■ **REQUEST**: Set down, word for word, the part of the records that opens with their first line and closes with the line containing "text-segment: народных воззрений", including both of those lines.

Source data

-*-*-

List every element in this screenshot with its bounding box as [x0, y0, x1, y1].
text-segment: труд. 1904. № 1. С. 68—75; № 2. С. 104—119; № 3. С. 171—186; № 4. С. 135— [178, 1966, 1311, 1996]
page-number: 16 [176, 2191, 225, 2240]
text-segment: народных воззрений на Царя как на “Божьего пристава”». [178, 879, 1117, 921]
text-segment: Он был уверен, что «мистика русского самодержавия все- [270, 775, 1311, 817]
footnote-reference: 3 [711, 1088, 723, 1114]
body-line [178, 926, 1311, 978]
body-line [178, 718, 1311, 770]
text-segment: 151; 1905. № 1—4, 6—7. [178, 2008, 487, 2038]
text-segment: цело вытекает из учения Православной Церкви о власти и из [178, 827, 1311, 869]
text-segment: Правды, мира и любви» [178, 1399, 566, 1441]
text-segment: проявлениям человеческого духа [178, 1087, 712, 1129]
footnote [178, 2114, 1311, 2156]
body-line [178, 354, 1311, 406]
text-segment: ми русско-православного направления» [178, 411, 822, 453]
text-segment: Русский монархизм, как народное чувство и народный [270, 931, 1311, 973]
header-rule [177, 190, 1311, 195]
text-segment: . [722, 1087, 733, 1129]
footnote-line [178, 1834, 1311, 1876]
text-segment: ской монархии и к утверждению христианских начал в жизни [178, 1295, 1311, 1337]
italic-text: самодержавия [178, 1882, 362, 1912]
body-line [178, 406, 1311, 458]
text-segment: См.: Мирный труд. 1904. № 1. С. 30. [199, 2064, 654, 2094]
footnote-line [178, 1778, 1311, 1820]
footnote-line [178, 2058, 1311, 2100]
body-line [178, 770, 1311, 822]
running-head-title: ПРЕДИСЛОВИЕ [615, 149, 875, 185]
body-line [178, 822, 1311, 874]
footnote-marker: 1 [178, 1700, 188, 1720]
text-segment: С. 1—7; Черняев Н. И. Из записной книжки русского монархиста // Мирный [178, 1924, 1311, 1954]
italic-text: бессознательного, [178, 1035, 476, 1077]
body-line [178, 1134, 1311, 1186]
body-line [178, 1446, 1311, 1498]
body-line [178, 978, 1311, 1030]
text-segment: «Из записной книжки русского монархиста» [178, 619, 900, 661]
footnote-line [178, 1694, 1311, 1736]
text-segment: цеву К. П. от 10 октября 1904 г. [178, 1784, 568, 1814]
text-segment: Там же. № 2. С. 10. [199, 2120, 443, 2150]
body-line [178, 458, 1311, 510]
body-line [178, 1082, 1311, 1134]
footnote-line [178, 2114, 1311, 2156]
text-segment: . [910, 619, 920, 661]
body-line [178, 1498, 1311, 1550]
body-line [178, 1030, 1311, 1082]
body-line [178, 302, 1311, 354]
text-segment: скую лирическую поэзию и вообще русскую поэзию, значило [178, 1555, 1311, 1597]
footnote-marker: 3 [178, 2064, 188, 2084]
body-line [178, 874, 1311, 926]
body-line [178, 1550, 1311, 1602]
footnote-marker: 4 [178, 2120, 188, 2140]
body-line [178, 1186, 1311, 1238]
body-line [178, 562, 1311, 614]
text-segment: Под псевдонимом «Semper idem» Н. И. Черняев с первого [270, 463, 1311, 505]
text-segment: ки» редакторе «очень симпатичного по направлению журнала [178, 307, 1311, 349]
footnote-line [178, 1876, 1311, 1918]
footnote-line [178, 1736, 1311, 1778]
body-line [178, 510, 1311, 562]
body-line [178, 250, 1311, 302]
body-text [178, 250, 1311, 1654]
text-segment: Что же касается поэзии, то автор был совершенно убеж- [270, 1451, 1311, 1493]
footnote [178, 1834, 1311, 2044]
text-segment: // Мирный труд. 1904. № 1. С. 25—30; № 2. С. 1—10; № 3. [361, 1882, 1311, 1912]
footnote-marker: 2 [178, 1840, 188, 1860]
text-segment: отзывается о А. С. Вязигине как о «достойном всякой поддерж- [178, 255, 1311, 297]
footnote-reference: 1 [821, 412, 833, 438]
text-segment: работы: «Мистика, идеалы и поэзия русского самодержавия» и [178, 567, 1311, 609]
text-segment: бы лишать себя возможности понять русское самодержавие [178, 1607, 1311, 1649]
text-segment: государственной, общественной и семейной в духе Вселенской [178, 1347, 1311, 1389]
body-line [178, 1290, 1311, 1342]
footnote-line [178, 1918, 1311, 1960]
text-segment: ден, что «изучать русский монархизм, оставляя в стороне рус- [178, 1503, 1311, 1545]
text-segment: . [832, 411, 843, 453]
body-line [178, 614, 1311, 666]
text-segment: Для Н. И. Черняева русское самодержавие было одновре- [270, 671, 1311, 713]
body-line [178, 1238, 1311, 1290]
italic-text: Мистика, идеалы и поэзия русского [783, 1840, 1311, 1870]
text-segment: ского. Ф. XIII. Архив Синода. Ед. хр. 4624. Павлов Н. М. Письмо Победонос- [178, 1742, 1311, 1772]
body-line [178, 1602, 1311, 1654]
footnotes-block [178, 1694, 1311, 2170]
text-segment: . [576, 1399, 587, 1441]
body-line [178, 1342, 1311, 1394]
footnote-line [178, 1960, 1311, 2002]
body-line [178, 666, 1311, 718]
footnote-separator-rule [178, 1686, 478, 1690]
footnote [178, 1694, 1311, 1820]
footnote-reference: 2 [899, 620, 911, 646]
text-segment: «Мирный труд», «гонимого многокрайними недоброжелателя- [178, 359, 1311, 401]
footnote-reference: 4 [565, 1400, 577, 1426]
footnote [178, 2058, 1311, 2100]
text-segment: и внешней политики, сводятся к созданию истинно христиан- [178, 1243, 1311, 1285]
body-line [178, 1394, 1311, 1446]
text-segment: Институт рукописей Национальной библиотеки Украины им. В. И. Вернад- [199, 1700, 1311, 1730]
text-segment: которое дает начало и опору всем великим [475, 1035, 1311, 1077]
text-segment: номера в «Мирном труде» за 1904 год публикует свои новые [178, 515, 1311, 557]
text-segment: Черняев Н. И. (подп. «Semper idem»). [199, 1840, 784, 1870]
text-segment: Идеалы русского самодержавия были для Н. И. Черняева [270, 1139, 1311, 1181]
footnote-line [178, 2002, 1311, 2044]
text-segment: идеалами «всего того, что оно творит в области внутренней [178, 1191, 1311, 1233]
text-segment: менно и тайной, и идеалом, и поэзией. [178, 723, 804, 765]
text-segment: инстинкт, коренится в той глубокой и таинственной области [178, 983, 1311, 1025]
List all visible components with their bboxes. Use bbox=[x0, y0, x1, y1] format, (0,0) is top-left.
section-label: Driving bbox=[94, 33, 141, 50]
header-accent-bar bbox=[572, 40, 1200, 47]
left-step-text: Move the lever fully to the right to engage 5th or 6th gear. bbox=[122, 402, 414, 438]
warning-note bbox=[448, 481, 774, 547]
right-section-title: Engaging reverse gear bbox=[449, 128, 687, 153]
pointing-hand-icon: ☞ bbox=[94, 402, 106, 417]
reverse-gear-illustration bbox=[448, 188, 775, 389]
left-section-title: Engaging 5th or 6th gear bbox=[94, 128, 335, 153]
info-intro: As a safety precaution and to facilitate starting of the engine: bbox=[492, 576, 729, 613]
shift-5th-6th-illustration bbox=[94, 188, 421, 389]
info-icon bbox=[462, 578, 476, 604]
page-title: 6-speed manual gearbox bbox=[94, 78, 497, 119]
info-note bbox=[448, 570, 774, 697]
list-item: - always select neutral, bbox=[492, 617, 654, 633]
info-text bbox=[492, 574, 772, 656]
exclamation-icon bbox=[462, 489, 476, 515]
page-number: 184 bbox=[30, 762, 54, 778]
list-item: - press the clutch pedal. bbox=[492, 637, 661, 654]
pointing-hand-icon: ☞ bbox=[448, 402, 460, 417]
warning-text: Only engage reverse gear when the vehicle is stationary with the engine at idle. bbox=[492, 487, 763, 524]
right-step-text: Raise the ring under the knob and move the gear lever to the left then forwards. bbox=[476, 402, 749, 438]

-*-*-

■ **RIGHT ANSWER**:
List every element in this screenshot with its bounding box as [x0, y0, x1, y1].
text-segment: труд. 1904. № 1. С. 68—75; № 2. С. 104—119; № 3. С. 171—186; № 4. С. 135— [178, 1966, 1311, 1996]
page-number: 16 [176, 2191, 225, 2240]
text-segment: народных воззрений на Царя как на “Божьего пристава”». [178, 879, 1117, 921]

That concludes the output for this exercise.